## Problem details
Sift the listing for lines that hold the string "series" and pull them out.
____
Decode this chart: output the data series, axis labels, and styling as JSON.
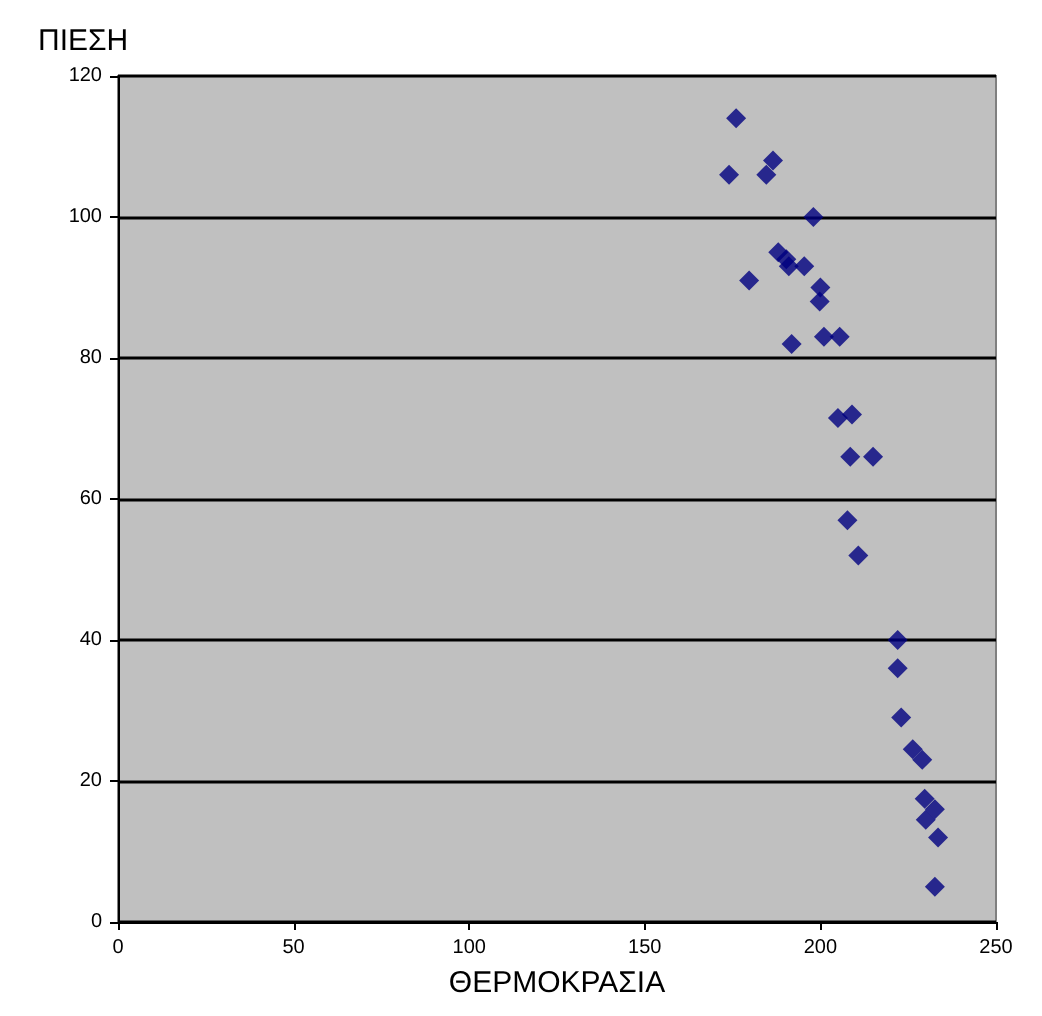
{
  "chart_data": {
    "type": "scatter",
    "xlabel": "ΘΕΡΜΟΚΡΑΣΙΑ",
    "ylabel": "ΠΙΕΣΗ",
    "x": [
      176,
      174,
      186.5,
      184.6,
      198,
      188,
      190.3,
      191,
      195.4,
      179.7,
      200,
      199.8,
      201,
      205.5,
      191.8,
      205,
      209,
      208.5,
      215,
      207.7,
      210.8,
      222,
      222,
      223,
      226.3,
      229,
      229.7,
      232.6,
      230,
      233.5,
      232.6
    ],
    "series": [
      {
        "color": "#000080",
        "values": [
          114,
          106,
          108,
          106,
          100,
          95,
          94,
          93,
          93,
          91,
          90,
          88,
          83,
          83,
          82,
          71.5,
          72,
          66,
          66,
          57,
          52,
          40,
          36,
          29,
          24.5,
          23,
          17.5,
          16,
          14.5,
          12,
          5
        ]
      }
    ],
    "xlim": [
      0,
      250
    ],
    "xticks": [
      0,
      50,
      100,
      150,
      200,
      250
    ],
    "ylim": [
      0,
      120
    ],
    "yticks": [
      0,
      20,
      40,
      60,
      80,
      100,
      120
    ],
    "grid": "y",
    "marker": "diamond"
  }
}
____
## Written solution
Decode this chart: output the data series, axis labels, and styling as JSON.
    "series": [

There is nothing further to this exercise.